Dataset items:
......
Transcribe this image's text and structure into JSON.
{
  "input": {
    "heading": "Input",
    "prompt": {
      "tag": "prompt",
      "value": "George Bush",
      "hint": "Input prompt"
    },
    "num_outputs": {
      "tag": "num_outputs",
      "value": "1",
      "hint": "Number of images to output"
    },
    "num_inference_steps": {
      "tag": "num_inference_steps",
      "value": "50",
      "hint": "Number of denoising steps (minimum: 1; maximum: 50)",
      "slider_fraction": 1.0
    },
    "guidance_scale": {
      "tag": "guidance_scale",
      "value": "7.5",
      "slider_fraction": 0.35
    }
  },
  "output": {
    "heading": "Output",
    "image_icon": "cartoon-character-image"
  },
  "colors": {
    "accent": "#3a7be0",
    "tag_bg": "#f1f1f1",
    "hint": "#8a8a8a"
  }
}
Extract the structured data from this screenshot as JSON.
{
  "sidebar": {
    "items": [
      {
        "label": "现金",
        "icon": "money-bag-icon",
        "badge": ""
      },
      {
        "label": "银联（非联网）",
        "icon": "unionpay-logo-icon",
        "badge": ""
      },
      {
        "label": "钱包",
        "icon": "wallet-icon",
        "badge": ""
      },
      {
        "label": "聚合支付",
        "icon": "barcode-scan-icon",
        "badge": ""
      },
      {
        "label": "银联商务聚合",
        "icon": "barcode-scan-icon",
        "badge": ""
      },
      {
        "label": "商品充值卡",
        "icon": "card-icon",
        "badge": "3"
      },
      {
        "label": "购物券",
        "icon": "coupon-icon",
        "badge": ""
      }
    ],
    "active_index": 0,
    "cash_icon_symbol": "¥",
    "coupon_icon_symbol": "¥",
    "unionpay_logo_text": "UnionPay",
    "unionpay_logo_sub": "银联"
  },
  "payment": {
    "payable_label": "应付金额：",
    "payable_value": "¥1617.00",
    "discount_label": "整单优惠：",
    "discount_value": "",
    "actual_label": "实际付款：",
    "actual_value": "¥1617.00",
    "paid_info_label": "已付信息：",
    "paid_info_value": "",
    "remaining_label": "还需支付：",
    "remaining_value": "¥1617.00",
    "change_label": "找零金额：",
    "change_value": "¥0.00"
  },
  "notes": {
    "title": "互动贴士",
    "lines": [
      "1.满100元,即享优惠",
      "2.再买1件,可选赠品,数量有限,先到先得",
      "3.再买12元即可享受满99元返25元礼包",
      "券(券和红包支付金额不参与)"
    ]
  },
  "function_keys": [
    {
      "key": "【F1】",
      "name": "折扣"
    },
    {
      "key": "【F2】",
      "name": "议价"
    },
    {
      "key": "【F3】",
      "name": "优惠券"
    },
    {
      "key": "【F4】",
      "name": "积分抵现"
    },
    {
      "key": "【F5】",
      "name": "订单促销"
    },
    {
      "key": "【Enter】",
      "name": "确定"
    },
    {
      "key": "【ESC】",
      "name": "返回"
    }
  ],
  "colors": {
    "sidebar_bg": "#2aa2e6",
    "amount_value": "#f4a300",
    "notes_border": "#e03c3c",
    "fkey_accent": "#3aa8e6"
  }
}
......
SET TASK: Each line holding "name" must be found and copied.

WRITTEN SOLUTION:
      "name": "折扣"
      "name": "议价"
      "name": "优惠券"
      "name": "积分抵现"
      "name": "订单促销"
      "name": "确定"
      "name": "返回"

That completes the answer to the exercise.